Element position data -
::::::::::
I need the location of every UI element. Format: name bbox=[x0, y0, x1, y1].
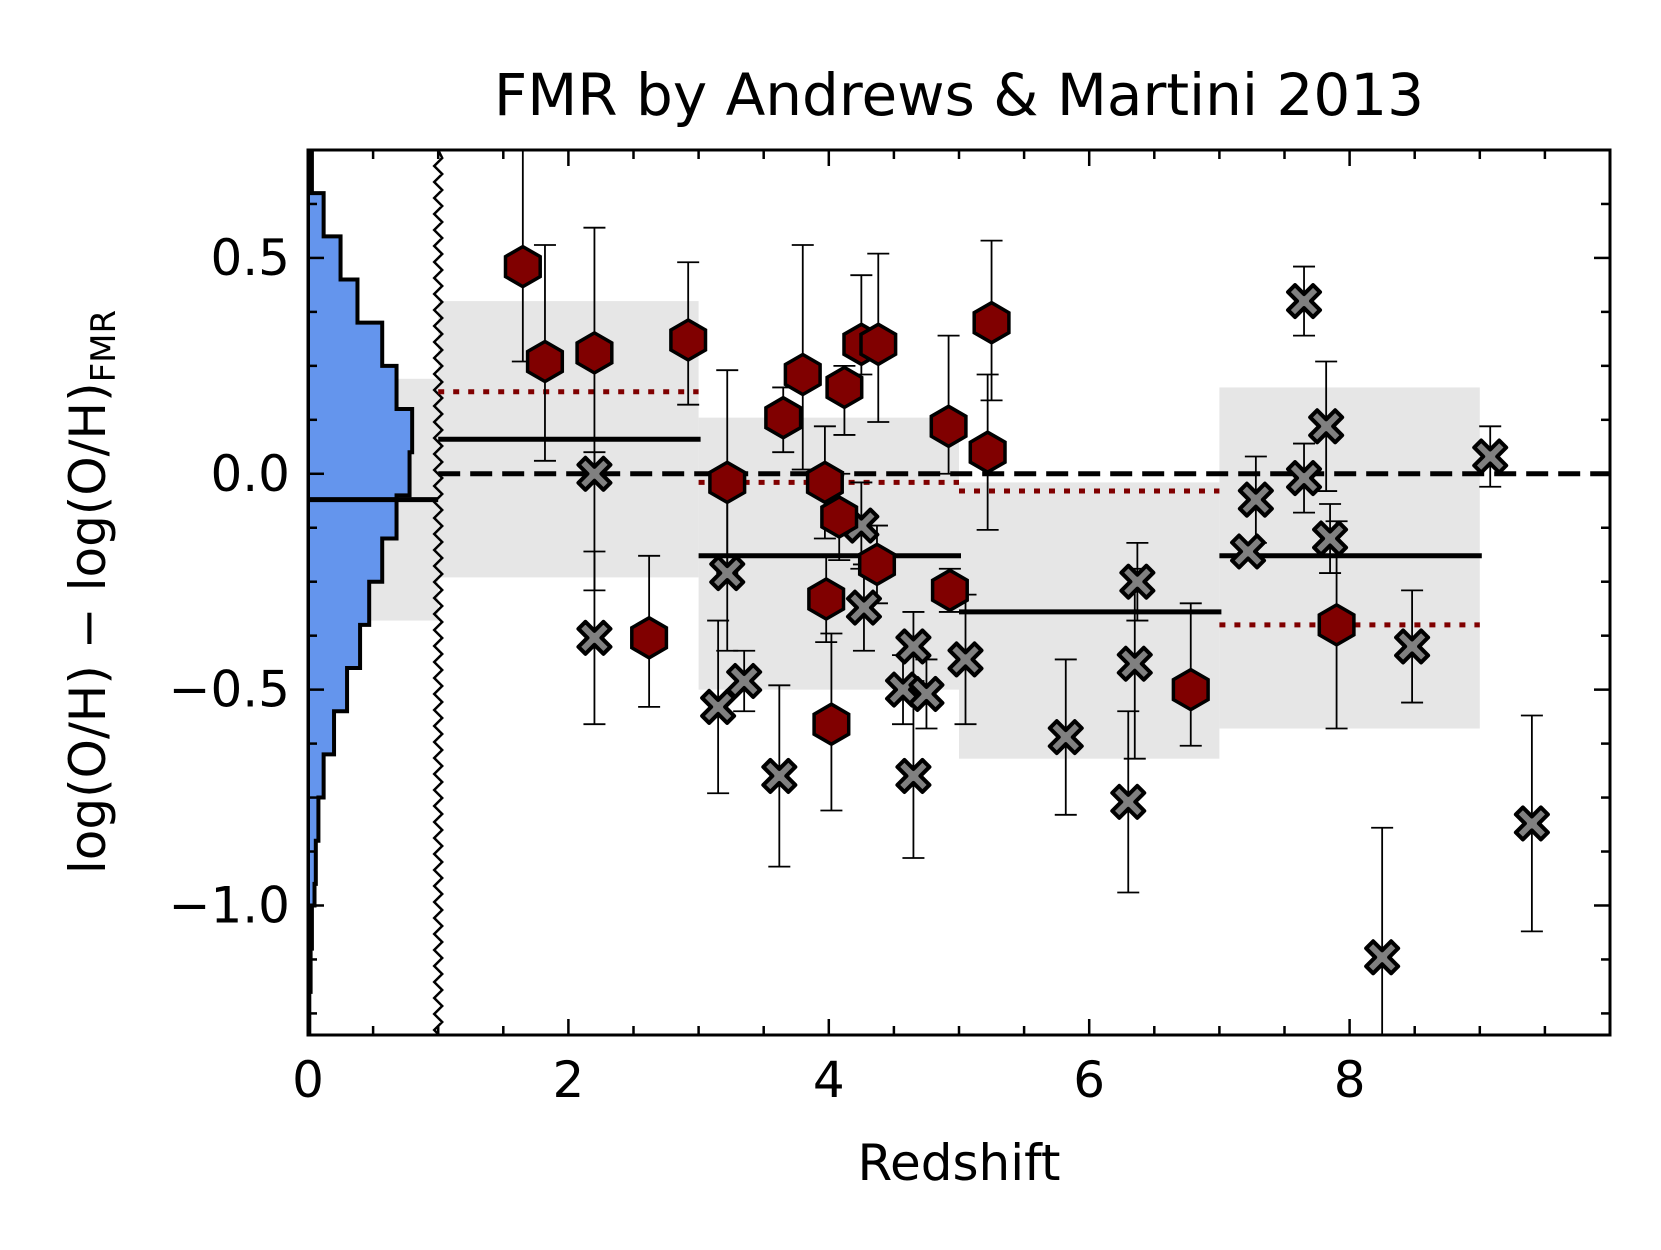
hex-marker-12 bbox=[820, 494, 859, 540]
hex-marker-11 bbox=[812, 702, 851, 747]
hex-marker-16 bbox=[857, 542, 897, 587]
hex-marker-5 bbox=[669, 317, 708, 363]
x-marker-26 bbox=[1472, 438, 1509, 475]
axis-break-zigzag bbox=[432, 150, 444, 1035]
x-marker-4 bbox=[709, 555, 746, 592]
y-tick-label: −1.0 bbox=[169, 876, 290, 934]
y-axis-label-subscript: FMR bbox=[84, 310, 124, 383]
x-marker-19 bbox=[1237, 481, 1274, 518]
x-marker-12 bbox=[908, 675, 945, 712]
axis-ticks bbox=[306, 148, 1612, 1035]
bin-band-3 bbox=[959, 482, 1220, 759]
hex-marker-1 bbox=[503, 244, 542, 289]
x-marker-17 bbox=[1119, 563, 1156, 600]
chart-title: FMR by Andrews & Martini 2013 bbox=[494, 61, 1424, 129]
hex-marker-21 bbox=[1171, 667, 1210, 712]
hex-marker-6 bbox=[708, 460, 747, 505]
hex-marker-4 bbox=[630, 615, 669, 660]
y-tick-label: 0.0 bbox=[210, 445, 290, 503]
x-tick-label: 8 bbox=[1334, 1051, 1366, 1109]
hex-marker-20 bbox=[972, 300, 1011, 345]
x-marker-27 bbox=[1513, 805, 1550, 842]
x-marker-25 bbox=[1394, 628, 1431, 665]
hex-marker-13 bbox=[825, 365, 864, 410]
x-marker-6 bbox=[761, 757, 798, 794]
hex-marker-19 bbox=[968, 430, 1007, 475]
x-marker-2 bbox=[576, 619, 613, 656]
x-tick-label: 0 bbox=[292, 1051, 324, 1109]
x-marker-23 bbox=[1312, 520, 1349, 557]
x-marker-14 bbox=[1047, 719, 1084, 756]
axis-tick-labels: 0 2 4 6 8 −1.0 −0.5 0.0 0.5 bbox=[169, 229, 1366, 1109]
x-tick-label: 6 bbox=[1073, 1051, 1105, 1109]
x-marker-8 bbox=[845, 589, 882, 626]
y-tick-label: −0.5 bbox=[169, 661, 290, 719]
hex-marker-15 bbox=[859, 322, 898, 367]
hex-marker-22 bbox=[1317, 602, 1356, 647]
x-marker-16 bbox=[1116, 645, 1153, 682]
::::::::::
Required task - Rewrite the lines of the material as a numbered list, from the line with "hex-marker-12 bbox=[820, 494, 859, 540]" up to and including the line with "hex-marker-22 bbox=[1317, 602, 1356, 647]", leaving out any blank lines.

Written solution -
1. hex-marker-12 bbox=[820, 494, 859, 540]
2. hex-marker-11 bbox=[812, 702, 851, 747]
3. hex-marker-16 bbox=[857, 542, 897, 587]
4. hex-marker-5 bbox=[669, 317, 708, 363]
5. x-marker-26 bbox=[1472, 438, 1509, 475]
6. axis-break-zigzag bbox=[432, 150, 444, 1035]
7. x-marker-4 bbox=[709, 555, 746, 592]
8. y-tick-label: −1.0 bbox=[169, 876, 290, 934]
9. y-axis-label-subscript: FMR bbox=[84, 310, 124, 383]
10. x-marker-19 bbox=[1237, 481, 1274, 518]
11. x-marker-12 bbox=[908, 675, 945, 712]
12. axis-ticks bbox=[306, 148, 1612, 1035]
13. bin-band-3 bbox=[959, 482, 1220, 759]
14. hex-marker-1 bbox=[503, 244, 542, 289]
15. x-marker-17 bbox=[1119, 563, 1156, 600]
16. chart-title: FMR by Andrews & Martini 2013 bbox=[494, 61, 1424, 129]
17. hex-marker-21 bbox=[1171, 667, 1210, 712]
18. hex-marker-6 bbox=[708, 460, 747, 505]
19. hex-marker-4 bbox=[630, 615, 669, 660]
20. y-tick-label: 0.0 bbox=[210, 445, 290, 503]
21. x-tick-label: 8 bbox=[1334, 1051, 1366, 1109]
22. hex-marker-20 bbox=[972, 300, 1011, 345]
23. x-marker-27 bbox=[1513, 805, 1550, 842]
24. x-marker-25 bbox=[1394, 628, 1431, 665]
25. hex-marker-13 bbox=[825, 365, 864, 410]
26. x-marker-6 bbox=[761, 757, 798, 794]
27. hex-marker-19 bbox=[968, 430, 1007, 475]
28. x-marker-2 bbox=[576, 619, 613, 656]
29. x-tick-label: 0 bbox=[292, 1051, 324, 1109]
30. x-marker-23 bbox=[1312, 520, 1349, 557]
31. x-marker-14 bbox=[1047, 719, 1084, 756]
32. axis-tick-labels: 0 2 4 6 8 −1.0 −0.5 0.0 0.5 bbox=[169, 229, 1366, 1109]
33. x-tick-label: 6 bbox=[1073, 1051, 1105, 1109]
34. x-marker-8 bbox=[845, 589, 882, 626]
35. y-tick-label: −0.5 bbox=[169, 661, 290, 719]
36. hex-marker-15 bbox=[859, 322, 898, 367]
37. hex-marker-22 bbox=[1317, 602, 1356, 647]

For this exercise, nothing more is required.